Box annotation data
^^^^
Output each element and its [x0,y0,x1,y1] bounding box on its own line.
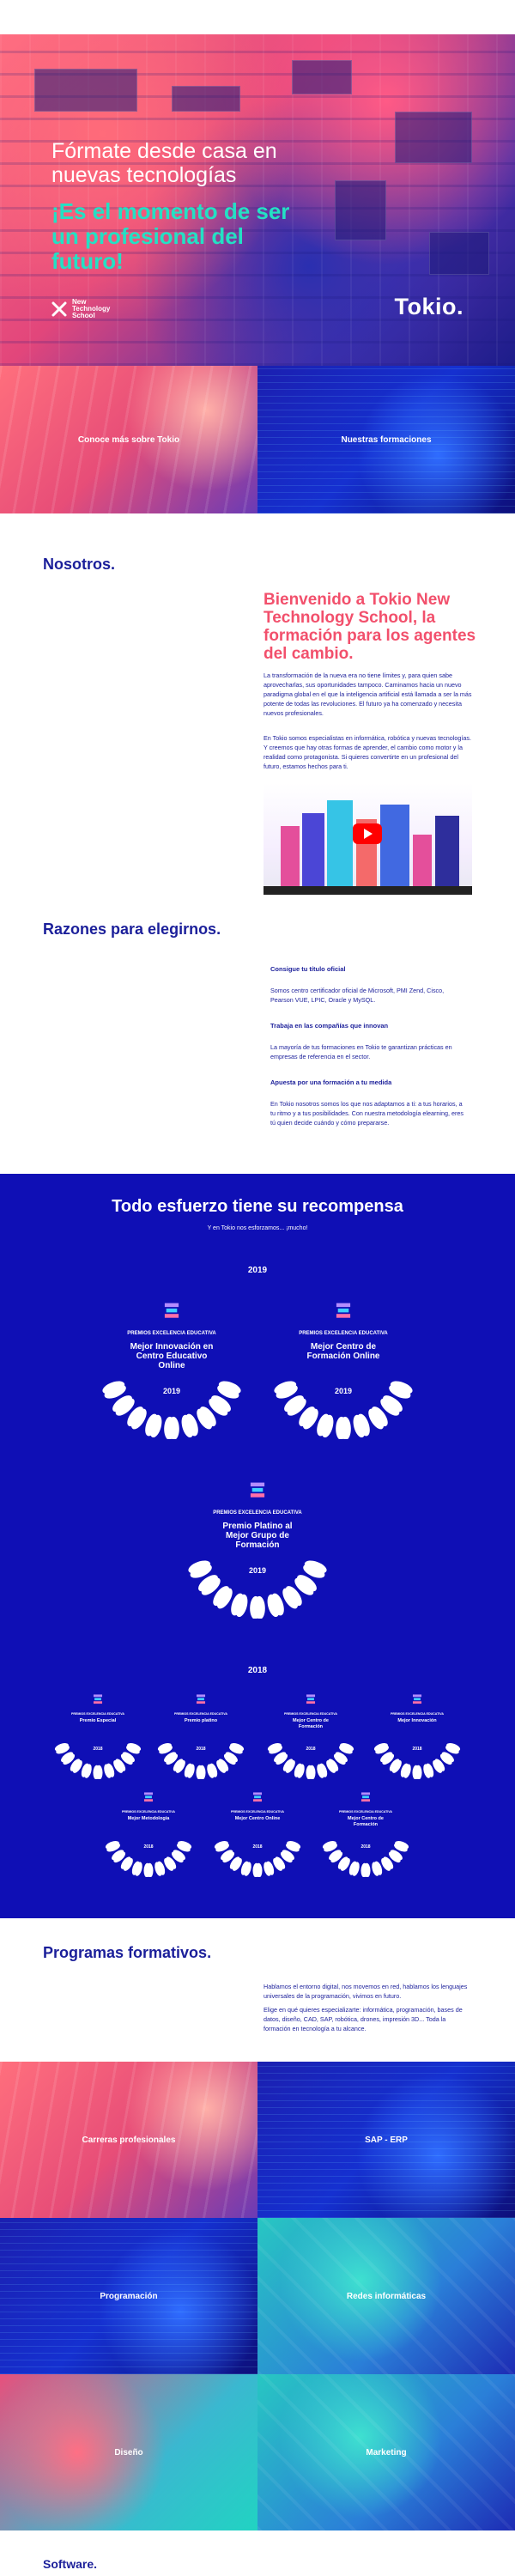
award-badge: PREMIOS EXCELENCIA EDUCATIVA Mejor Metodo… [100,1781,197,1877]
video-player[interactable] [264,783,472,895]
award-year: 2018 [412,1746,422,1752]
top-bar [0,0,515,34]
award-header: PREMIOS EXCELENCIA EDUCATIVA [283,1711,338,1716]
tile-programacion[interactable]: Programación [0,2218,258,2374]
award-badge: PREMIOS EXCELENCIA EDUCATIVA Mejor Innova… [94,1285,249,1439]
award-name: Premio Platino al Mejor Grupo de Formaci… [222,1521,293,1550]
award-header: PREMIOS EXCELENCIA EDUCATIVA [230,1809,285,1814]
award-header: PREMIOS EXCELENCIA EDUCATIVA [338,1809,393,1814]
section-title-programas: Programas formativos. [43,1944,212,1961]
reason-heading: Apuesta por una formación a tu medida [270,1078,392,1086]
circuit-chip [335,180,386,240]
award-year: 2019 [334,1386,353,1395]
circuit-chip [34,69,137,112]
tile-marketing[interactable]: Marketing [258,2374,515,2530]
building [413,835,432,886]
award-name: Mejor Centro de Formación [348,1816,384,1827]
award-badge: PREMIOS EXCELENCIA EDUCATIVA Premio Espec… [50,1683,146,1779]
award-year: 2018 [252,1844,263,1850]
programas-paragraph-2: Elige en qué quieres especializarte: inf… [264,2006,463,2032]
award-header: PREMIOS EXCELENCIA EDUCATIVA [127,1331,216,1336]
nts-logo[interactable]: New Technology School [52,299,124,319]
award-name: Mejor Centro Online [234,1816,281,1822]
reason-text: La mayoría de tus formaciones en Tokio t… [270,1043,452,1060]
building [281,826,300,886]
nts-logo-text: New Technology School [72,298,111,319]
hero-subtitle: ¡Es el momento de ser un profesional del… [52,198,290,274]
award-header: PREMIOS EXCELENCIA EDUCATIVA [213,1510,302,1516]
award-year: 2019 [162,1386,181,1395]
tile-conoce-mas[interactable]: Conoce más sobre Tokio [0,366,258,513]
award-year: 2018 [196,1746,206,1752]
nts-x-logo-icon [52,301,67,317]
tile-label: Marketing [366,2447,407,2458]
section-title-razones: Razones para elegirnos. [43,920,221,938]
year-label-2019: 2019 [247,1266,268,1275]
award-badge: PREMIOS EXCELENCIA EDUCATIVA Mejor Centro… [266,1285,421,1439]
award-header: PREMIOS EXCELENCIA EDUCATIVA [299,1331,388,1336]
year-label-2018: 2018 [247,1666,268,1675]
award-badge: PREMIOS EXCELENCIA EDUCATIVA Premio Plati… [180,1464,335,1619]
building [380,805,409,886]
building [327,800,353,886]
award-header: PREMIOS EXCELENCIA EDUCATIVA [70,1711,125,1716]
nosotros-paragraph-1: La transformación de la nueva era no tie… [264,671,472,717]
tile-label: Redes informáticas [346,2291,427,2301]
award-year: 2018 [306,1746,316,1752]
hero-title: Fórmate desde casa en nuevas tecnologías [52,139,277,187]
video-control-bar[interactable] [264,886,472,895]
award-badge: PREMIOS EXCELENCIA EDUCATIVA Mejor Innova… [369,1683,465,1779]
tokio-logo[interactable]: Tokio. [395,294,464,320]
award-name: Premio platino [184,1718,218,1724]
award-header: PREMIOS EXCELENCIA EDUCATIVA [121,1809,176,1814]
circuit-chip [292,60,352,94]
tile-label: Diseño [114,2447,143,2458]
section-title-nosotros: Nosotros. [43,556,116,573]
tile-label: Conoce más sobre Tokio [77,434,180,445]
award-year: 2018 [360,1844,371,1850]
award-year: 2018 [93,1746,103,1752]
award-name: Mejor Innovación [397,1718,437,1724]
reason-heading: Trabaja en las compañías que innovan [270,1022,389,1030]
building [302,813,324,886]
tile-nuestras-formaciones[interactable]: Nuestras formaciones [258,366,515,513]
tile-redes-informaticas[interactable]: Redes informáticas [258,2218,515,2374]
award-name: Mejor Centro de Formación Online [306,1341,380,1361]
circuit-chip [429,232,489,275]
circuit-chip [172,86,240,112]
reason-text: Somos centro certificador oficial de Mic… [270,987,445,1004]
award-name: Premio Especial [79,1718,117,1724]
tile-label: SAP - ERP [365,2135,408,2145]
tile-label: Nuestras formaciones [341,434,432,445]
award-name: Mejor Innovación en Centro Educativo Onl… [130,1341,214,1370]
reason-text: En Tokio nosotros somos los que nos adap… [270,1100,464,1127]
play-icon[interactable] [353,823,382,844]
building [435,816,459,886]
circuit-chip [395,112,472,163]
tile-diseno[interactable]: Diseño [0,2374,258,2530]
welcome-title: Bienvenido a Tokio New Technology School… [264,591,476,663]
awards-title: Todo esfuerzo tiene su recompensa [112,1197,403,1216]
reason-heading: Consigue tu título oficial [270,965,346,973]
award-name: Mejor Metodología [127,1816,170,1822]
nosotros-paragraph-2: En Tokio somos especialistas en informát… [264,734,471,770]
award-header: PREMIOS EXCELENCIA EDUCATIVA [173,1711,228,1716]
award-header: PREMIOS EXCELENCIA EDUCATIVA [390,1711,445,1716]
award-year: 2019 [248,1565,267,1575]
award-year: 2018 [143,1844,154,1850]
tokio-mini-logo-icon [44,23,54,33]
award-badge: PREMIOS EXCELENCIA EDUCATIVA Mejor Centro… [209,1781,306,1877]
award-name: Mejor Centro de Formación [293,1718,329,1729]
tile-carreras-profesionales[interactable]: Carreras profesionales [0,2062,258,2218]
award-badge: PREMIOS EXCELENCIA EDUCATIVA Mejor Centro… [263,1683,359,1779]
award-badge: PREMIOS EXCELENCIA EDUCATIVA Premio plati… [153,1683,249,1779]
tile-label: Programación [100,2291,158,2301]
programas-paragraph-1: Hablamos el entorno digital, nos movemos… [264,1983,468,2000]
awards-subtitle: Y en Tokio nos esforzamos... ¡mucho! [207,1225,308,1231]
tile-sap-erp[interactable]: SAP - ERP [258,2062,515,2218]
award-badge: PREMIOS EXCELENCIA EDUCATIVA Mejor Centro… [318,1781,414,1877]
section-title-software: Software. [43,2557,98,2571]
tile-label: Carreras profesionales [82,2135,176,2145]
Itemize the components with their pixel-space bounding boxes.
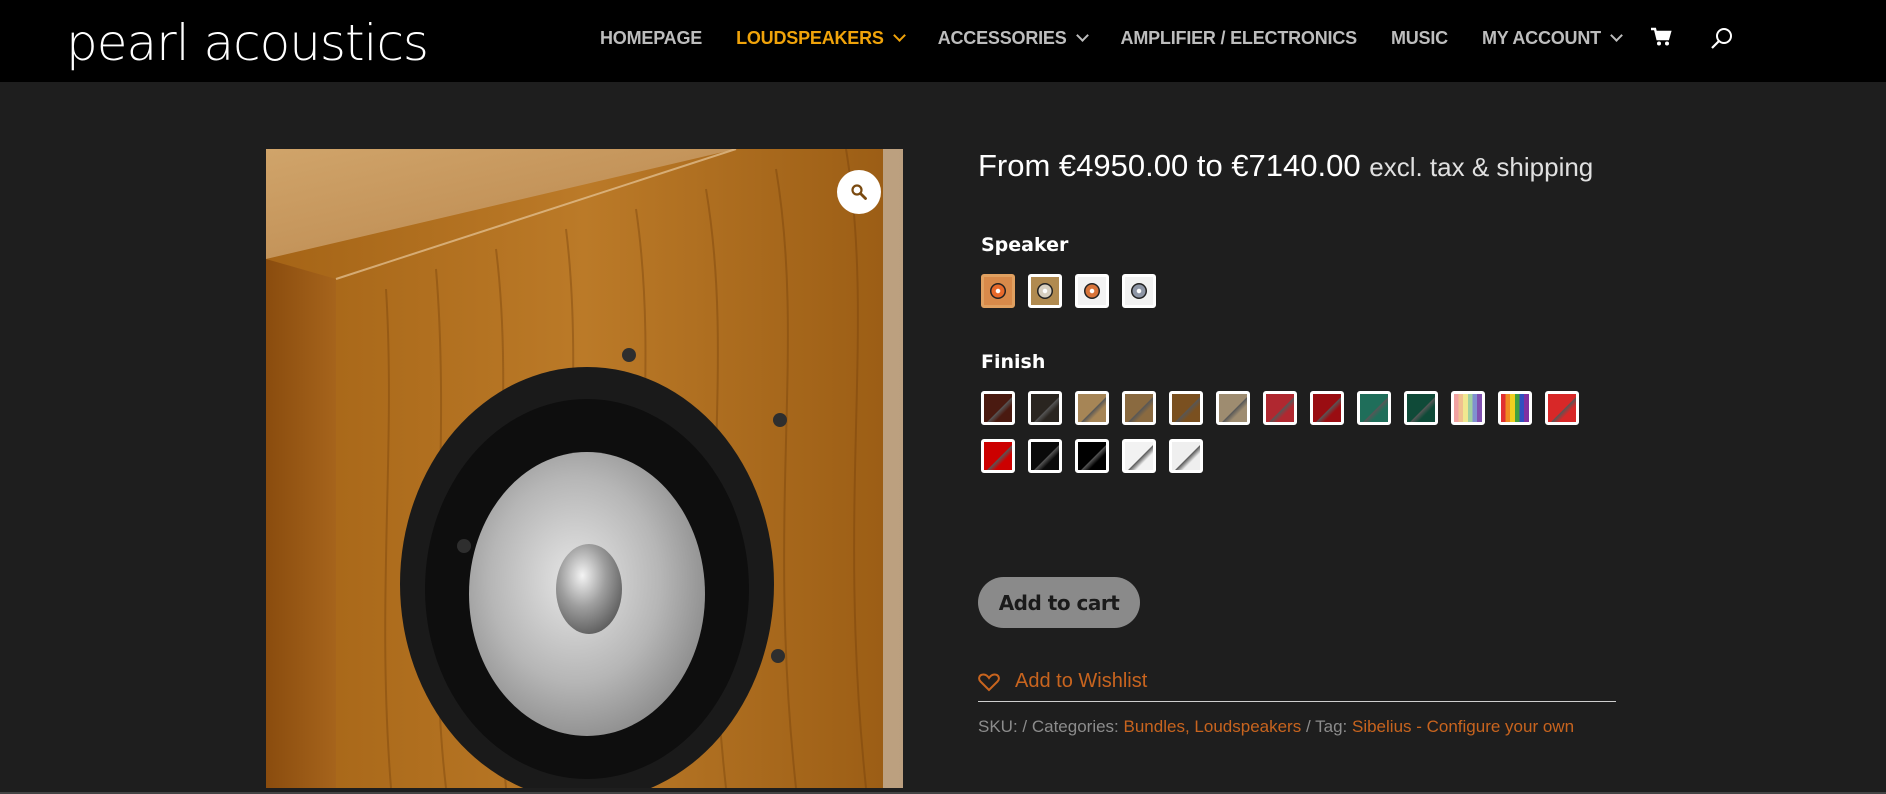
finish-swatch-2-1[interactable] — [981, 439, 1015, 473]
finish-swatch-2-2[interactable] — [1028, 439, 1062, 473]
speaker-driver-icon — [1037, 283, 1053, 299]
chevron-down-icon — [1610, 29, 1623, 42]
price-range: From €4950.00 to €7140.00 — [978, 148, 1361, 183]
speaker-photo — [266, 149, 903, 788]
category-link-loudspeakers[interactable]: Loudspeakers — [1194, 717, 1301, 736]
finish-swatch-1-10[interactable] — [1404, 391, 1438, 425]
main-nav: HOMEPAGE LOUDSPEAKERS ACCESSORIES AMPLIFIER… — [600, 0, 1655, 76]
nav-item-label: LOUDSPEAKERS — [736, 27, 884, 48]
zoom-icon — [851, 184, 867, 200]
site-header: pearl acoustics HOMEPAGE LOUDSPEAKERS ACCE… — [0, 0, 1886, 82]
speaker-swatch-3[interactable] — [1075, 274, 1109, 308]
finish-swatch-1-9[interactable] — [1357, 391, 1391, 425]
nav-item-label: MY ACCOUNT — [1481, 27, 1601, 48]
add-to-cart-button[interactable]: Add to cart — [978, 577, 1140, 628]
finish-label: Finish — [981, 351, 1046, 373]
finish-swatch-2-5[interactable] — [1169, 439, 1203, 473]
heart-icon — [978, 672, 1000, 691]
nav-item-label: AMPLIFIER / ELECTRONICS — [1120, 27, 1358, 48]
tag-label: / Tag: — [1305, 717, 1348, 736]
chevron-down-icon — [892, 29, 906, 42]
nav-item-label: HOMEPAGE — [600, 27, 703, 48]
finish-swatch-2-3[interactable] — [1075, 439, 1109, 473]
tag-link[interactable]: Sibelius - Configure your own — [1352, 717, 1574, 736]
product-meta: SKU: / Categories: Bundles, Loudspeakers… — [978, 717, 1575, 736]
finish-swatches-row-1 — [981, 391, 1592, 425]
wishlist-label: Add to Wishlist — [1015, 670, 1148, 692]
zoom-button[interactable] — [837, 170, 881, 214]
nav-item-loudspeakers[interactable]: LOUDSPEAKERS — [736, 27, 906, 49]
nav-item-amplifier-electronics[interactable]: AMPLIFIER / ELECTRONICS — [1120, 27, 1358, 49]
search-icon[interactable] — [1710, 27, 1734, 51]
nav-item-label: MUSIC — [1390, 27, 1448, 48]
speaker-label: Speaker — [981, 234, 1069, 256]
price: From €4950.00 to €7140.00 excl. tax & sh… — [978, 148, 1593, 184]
^^^^
Written exercise: Copy out every line exactly, from the one containing "finish-swatch-2-1[interactable] — [981, 439, 1015, 473]" down to the one containing "speaker-label: Speaker —", including both of those lines.

Output for this task:
finish-swatch-2-1[interactable] — [981, 439, 1015, 473]
finish-swatch-2-2[interactable] — [1028, 439, 1062, 473]
speaker-driver-icon — [1037, 283, 1053, 299]
chevron-down-icon — [1610, 29, 1623, 42]
price-range: From €4950.00 to €7140.00 — [978, 148, 1361, 183]
speaker-photo — [266, 149, 903, 788]
category-link-loudspeakers[interactable]: Loudspeakers — [1194, 717, 1301, 736]
finish-swatch-1-10[interactable] — [1404, 391, 1438, 425]
main-nav: HOMEPAGE LOUDSPEAKERS ACCESSORIES AMPLIFIER… — [600, 0, 1655, 76]
nav-item-label: LOUDSPEAKERS — [736, 27, 884, 48]
zoom-icon — [851, 184, 867, 200]
site-header: pearl acoustics HOMEPAGE LOUDSPEAKERS ACCE… — [0, 0, 1886, 82]
speaker-swatch-3[interactable] — [1075, 274, 1109, 308]
finish-swatch-1-9[interactable] — [1357, 391, 1391, 425]
nav-item-label: MY ACCOUNT — [1481, 27, 1601, 48]
add-to-cart-button[interactable]: Add to cart — [978, 577, 1140, 628]
finish-label: Finish — [981, 351, 1046, 373]
finish-swatch-2-5[interactable] — [1169, 439, 1203, 473]
heart-icon — [978, 672, 1000, 691]
nav-item-label: AMPLIFIER / ELECTRONICS — [1120, 27, 1358, 48]
tag-label: / Tag: — [1305, 717, 1348, 736]
chevron-down-icon — [892, 29, 906, 42]
nav-item-label: HOMEPAGE — [600, 27, 703, 48]
finish-swatch-2-3[interactable] — [1075, 439, 1109, 473]
tag-link[interactable]: Sibelius - Configure your own — [1352, 717, 1574, 736]
product-meta: SKU: / Categories: Bundles, Loudspeakers… — [978, 717, 1575, 736]
finish-swatches-row-1 — [981, 391, 1592, 425]
wishlist-label: Add to Wishlist — [1015, 670, 1148, 692]
zoom-button[interactable] — [837, 170, 881, 214]
nav-item-loudspeakers[interactable]: LOUDSPEAKERS — [736, 27, 906, 49]
nav-item-amplifier-electronics[interactable]: AMPLIFIER / ELECTRONICS — [1120, 27, 1358, 49]
search-icon[interactable] — [1710, 27, 1734, 51]
nav-item-label: MUSIC — [1390, 27, 1448, 48]
speaker-label: Speaker — [981, 234, 1069, 256]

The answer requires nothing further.